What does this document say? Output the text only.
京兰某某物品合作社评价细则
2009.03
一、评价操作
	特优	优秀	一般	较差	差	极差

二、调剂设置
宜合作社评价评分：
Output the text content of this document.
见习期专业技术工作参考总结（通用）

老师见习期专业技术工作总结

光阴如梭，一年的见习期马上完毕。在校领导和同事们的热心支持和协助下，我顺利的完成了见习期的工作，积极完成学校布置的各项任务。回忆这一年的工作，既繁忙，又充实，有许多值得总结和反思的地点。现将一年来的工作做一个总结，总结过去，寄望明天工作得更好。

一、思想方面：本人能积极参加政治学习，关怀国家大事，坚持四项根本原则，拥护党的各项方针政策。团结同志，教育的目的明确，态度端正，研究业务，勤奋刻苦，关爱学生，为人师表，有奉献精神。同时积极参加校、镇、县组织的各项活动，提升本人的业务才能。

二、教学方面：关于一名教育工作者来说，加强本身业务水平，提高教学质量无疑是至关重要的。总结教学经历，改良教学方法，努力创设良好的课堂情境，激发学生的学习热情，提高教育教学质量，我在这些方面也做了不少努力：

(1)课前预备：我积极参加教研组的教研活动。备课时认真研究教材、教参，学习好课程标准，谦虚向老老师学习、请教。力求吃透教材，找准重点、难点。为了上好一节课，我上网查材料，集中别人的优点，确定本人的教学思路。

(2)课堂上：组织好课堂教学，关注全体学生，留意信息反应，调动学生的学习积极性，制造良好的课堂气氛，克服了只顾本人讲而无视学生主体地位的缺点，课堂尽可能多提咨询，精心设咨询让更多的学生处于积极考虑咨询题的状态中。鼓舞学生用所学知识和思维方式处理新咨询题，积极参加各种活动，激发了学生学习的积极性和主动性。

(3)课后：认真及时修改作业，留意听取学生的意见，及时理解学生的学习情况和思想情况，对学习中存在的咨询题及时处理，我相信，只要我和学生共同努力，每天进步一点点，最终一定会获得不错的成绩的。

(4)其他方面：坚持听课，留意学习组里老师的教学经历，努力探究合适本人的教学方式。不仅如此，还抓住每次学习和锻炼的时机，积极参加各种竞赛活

# Written request
Extract every entry above as it appears.

# Solution to the problem
What does this document say? Output the text only.
京兰某某物品合作社评价细则
2009.03
一、评价操作
	特优	优秀	一般	较差	差	极差

二、调剂设置
宜合作社评价评分：
Output the text content of this document.
见习期专业技术工作参考总结（通用）

老师见习期专业技术工作总结

光阴如梭，一年的见习期马上完毕。在校领导和同事们的热心支持和协助下，我顺利的完成了见习期的工作，积极完成学校布置的各项任务。回忆这一年的工作，既繁忙，又充实，有许多值得总结和反思的地点。现将一年来的工作做一个总结，总结过去，寄望明天工作得更好。

一、思想方面：本人能积极参加政治学习，关怀国家大事，坚持四项根本原则，拥护党的各项方针政策。团结同志，教育的目的明确，态度端正，研究业务，勤奋刻苦，关爱学生，为人师表，有奉献精神。同时积极参加校、镇、县组织的各项活动，提升本人的业务才能。

二、教学方面：关于一名教育工作者来说，加强本身业务水平，提高教学质量无疑是至关重要的。总结教学经历，改良教学方法，努力创设良好的课堂情境，激发学生的学习热情，提高教育教学质量，我在这些方面也做了不少努力：

(1)课前预备：我积极参加教研组的教研活动。备课时认真研究教材、教参，学习好课程标准，谦虚向老老师学习、请教。力求吃透教材，找准重点、难点。为了上好一节课，我上网查材料，集中别人的优点，确定本人的教学思路。

(2)课堂上：组织好课堂教学，关注全体学生，留意信息反应，调动学生的学习积极性，制造良好的课堂气氛，克服了只顾本人讲而无视学生主体地位的缺点，课堂尽可能多提咨询，精心设咨询让更多的学生处于积极考虑咨询题的状态中。鼓舞学生用所学知识和思维方式处理新咨询题，积极参加各种活动，激发了学生学习的积极性和主动性。

(3)课后：认真及时修改作业，留意听取学生的意见，及时理解学生的学习情况和思想情况，对学习中存在的咨询题及时处理，我相信，只要我和学生共同努力，每天进步一点点，最终一定会获得不错的成绩的。

(4)其他方面：坚持听课，留意学习组里老师的教学经历，努力探究合适本人的教学方式。不仅如此，还抓住每次学习和锻炼的时机，积极参加各种竞赛活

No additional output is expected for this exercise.